## The request
Below are some records; retype all of them exactly.

## Source data
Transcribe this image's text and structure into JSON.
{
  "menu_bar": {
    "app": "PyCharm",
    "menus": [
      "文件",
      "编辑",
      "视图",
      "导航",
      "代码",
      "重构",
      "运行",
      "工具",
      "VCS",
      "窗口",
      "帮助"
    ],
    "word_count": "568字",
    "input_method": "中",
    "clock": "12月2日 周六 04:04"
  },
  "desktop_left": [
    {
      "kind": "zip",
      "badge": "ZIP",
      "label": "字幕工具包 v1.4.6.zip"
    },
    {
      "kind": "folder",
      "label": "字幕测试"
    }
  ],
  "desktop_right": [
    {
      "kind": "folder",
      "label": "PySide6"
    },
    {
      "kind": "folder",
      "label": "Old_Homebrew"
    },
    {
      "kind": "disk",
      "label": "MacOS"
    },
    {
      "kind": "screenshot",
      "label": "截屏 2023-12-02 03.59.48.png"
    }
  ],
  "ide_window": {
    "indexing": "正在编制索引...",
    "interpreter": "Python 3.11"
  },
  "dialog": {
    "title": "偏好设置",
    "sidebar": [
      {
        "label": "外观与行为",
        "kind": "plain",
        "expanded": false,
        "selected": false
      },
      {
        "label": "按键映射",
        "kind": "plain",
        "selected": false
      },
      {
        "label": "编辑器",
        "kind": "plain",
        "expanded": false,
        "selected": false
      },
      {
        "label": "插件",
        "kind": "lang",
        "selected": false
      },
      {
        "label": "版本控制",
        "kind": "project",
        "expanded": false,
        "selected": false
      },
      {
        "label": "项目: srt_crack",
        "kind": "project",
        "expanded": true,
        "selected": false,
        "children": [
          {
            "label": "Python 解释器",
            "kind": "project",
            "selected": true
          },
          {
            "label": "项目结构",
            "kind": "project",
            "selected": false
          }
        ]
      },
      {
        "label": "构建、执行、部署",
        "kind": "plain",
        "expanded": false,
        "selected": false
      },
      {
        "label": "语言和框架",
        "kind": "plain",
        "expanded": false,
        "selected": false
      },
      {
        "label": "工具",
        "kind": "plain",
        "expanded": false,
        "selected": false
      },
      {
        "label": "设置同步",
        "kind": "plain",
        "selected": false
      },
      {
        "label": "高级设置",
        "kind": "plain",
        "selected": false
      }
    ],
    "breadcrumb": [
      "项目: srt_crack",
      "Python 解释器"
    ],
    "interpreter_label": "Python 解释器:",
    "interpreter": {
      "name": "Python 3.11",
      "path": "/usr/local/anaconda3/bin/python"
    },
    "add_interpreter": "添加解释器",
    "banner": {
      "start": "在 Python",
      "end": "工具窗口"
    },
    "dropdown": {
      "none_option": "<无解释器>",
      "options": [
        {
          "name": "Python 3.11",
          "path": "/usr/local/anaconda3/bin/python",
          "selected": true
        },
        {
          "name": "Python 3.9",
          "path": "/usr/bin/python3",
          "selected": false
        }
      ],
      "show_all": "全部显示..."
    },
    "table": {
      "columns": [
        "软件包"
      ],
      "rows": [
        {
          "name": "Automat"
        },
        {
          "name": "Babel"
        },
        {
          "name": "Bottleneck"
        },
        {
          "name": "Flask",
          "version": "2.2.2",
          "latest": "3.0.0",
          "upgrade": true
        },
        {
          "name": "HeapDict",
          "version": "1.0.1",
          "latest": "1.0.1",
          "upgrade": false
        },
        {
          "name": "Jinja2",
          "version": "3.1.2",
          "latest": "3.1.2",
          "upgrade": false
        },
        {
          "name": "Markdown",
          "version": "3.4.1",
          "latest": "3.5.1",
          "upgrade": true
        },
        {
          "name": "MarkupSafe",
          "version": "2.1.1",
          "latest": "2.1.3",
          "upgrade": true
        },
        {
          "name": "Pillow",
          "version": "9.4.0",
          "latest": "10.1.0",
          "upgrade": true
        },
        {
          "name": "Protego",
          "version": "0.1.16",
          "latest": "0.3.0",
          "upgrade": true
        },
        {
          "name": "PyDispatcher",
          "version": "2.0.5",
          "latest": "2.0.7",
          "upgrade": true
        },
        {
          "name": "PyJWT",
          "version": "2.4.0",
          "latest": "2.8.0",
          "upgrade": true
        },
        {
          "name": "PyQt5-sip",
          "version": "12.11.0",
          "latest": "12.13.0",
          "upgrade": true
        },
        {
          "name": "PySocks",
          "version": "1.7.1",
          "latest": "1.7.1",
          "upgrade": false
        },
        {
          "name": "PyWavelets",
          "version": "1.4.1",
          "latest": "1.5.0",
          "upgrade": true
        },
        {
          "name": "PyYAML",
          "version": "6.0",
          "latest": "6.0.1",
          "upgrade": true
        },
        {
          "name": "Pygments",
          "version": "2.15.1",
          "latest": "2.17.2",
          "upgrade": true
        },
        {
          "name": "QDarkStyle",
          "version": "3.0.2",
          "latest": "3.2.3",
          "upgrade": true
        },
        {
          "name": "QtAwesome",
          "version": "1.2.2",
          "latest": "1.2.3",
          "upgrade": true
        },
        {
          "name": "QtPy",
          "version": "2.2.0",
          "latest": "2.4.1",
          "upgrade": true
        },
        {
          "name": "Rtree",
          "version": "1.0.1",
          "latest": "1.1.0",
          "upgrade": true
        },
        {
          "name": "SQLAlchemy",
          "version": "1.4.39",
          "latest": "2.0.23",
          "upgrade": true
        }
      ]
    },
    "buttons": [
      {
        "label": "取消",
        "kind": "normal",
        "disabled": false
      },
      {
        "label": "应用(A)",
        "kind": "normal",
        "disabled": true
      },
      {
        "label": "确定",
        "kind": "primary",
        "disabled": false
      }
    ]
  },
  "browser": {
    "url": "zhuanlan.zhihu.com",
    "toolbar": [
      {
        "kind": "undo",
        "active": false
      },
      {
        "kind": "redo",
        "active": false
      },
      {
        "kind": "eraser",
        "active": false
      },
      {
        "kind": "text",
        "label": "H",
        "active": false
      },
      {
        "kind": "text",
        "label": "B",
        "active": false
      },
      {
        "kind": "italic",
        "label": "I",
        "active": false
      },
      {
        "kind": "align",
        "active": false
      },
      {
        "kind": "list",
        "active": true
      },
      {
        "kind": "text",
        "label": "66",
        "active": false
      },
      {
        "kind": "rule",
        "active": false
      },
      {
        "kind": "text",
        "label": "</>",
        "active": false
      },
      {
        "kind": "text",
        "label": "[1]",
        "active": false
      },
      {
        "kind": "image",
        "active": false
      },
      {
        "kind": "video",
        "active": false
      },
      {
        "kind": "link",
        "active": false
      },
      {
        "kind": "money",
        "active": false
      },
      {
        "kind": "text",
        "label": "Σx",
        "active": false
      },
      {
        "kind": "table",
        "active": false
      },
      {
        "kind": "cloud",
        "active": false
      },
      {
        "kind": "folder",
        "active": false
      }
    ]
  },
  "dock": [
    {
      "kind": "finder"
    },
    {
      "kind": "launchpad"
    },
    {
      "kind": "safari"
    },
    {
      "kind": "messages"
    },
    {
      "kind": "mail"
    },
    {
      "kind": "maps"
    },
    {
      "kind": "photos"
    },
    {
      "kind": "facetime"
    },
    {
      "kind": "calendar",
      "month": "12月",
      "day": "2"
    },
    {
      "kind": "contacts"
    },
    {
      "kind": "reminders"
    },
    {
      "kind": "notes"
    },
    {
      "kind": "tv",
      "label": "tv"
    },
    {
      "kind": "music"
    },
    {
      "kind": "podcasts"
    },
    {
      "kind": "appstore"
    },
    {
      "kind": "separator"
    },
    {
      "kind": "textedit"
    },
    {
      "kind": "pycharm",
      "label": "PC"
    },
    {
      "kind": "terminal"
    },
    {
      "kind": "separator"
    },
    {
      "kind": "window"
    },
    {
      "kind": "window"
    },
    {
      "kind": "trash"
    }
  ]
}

## Answer to the exercise
Transcribe this image's text and structure into JSON.
{
  "menu_bar": {
    "app": "PyCharm",
    "menus": [
      "文件",
      "编辑",
      "视图",
      "导航",
      "代码",
      "重构",
      "运行",
      "工具",
      "VCS",
      "窗口",
      "帮助"
    ],
    "word_count": "568字",
    "input_method": "中",
    "clock": "12月2日 周六 04:04"
  },
  "desktop_left": [
    {
      "kind": "zip",
      "badge": "ZIP",
      "label": "字幕工具包 v1.4.6.zip"
    },
    {
      "kind": "folder",
      "label": "字幕测试"
    }
  ],
  "desktop_right": [
    {
      "kind": "folder",
      "label": "PySide6"
    },
    {
      "kind": "folder",
      "label": "Old_Homebrew"
    },
    {
      "kind": "disk",
      "label": "MacOS"
    },
    {
      "kind": "screenshot",
      "label": "截屏 2023-12-02 03.59.48.png"
    }
  ],
  "ide_window": {
    "indexing": "正在编制索引...",
    "interpreter": "Python 3.11"
  },
  "dialog": {
    "title": "偏好设置",
    "sidebar": [
      {
        "label": "外观与行为",
        "kind": "plain",
        "expanded": false,
        "selected": false
      },
      {
        "label": "按键映射",
        "kind": "plain",
        "selected": false
      },
      {
        "label": "编辑器",
        "kind": "plain",
        "expanded": false,
        "selected": false
      },
      {
        "label": "插件",
        "kind": "lang",
        "selected": false
      },
      {
        "label": "版本控制",
        "kind": "project",
        "expanded": false,
        "selected": false
      },
      {
        "label": "项目: srt_crack",
        "kind": "project",
        "expanded": true,
        "selected": false,
        "children": [
          {
            "label": "Python 解释器",
            "kind": "project",
            "selected": true
          },
          {
            "label": "项目结构",
            "kind": "project",
            "selected": false
          }
        ]
      },
      {
        "label": "构建、执行、部署",
        "kind": "plain",
        "expanded": false,
        "selected": false
      },
      {
        "label": "语言和框架",
        "kind": "plain",
        "expanded": false,
        "selected": false
      },
      {
        "label": "工具",
        "kind": "plain",
        "expanded": false,
        "selected": false
      },
      {
        "label": "设置同步",
        "kind": "plain",
        "selected": false
      },
      {
        "label": "高级设置",
        "kind": "plain",
        "selected": false
      }
    ],
    "breadcrumb": [
      "项目: srt_crack",
      "Python 解释器"
    ],
    "interpreter_label": "Python 解释器:",
    "interpreter": {
      "name": "Python 3.11",
      "path": "/usr/local/anaconda3/bin/python"
    },
    "add_interpreter": "添加解释器",
    "banner": {
      "start": "在 Python",
      "end": "工具窗口"
    },
    "dropdown": {
      "none_option": "<无解释器>",
      "options": [
        {
          "name": "Python 3.11",
          "path": "/usr/local/anaconda3/bin/python",
          "selected": true
        },
        {
          "name": "Python 3.9",
          "path": "/usr/bin/python3",
          "selected": false
        }
      ],
      "show_all": "全部显示..."
    },
    "table": {
      "columns": [
        "软件包"
      ],
      "rows": [
        {
          "name": "Automat"
        },
        {
          "name": "Babel"
        },
        {
          "name": "Bottleneck"
        },
        {
          "name": "Flask",
          "version": "2.2.2",
          "latest": "3.0.0",
          "upgrade": true
        },
        {
          "name": "HeapDict",
          "version": "1.0.1",
          "latest": "1.0.1",
          "upgrade": false
        },
        {
          "name": "Jinja2",
          "version": "3.1.2",
          "latest": "3.1.2",
          "upgrade": false
        },
        {
          "name": "Markdown",
          "version": "3.4.1",
          "latest": "3.5.1",
          "upgrade": true
        },
        {
          "name": "MarkupSafe",
          "version": "2.1.1",
          "latest": "2.1.3",
          "upgrade": true
        },
        {
          "name": "Pillow",
          "version": "9.4.0",
          "latest": "10.1.0",
          "upgrade": true
        },
        {
          "name": "Protego",
          "version": "0.1.16",
          "latest": "0.3.0",
          "upgrade": true
        },
        {
          "name": "PyDispatcher",
          "version": "2.0.5",
          "latest": "2.0.7",
          "upgrade": true
        },
        {
          "name": "PyJWT",
          "version": "2.4.0",
          "latest": "2.8.0",
          "upgrade": true
        },
        {
          "name": "PyQt5-sip",
          "version": "12.11.0",
          "latest": "12.13.0",
          "upgrade": true
        },
        {
          "name": "PySocks",
          "version": "1.7.1",
          "latest": "1.7.1",
          "upgrade": false
        },
        {
          "name": "PyWavelets",
          "version": "1.4.1",
          "latest": "1.5.0",
          "upgrade": true
        },
        {
          "name": "PyYAML",
          "version": "6.0",
          "latest": "6.0.1",
          "upgrade": true
        },
        {
          "name": "Pygments",
          "version": "2.15.1",
          "latest": "2.17.2",
          "upgrade": true
        },
        {
          "name": "QDarkStyle",
          "version": "3.0.2",
          "latest": "3.2.3",
          "upgrade": true
        },
        {
          "name": "QtAwesome",
          "version": "1.2.2",
          "latest": "1.2.3",
          "upgrade": true
        },
        {
          "name": "QtPy",
          "version": "2.2.0",
          "latest": "2.4.1",
          "upgrade": true
        },
        {
          "name": "Rtree",
          "version": "1.0.1",
          "latest": "1.1.0",
          "upgrade": true
        },
        {
          "name": "SQLAlchemy",
          "version": "1.4.39",
          "latest": "2.0.23",
          "upgrade": true
        }
      ]
    },
    "buttons": [
      {
        "label": "取消",
        "kind": "normal",
        "disabled": false
      },
      {
        "label": "应用(A)",
        "kind": "normal",
        "disabled": true
      },
      {
        "label": "确定",
        "kind": "primary",
        "disabled": false
      }
    ]
  },
  "browser": {
    "url": "zhuanlan.zhihu.com",
    "toolbar": [
      {
        "kind": "undo",
        "active": false
      },
      {
        "kind": "redo",
        "active": false
      },
      {
        "kind": "eraser",
        "active": false
      },
      {
        "kind": "text",
        "label": "H",
        "active": false
      },
      {
        "kind": "text",
        "label": "B",
        "active": false
      },
      {
        "kind": "italic",
        "label": "I",
        "active": false
      },
      {
        "kind": "align",
        "active": false
      },
      {
        "kind": "list",
        "active": true
      },
      {
        "kind": "text",
        "label": "66",
        "active": false
      },
      {
        "kind": "rule",
        "active": false
      },
      {
        "kind": "text",
        "label": "</>",
        "active": false
      },
      {
        "kind": "text",
        "label": "[1]",
        "active": false
      },
      {
        "kind": "image",
        "active": false
      },
      {
        "kind": "video",
        "active": false
      },
      {
        "kind": "link",
        "active": false
      },
      {
        "kind": "money",
        "active": false
      },
      {
        "kind": "text",
        "label": "Σx",
        "active": false
      },
      {
        "kind": "table",
        "active": false
      },
      {
        "kind": "cloud",
        "active": false
      },
      {
        "kind": "folder",
        "active": false
      }
    ]
  },
  "dock": [
    {
      "kind": "finder"
    },
    {
      "kind": "launchpad"
    },
    {
      "kind": "safari"
    },
    {
      "kind": "messages"
    },
    {
      "kind": "mail"
    },
    {
      "kind": "maps"
    },
    {
      "kind": "photos"
    },
    {
      "kind": "facetime"
    },
    {
      "kind": "calendar",
      "month": "12月",
      "day": "2"
    },
    {
      "kind": "contacts"
    },
    {
      "kind": "reminders"
    },
    {
      "kind": "notes"
    },
    {
      "kind": "tv",
      "label": "tv"
    },
    {
      "kind": "music"
    },
    {
      "kind": "podcasts"
    },
    {
      "kind": "appstore"
    },
    {
      "kind": "separator"
    },
    {
      "kind": "textedit"
    },
    {
      "kind": "pycharm",
      "label": "PC"
    },
    {
      "kind": "terminal"
    },
    {
      "kind": "separator"
    },
    {
      "kind": "window"
    },
    {
      "kind": "window"
    },
    {
      "kind": "trash"
    }
  ]
}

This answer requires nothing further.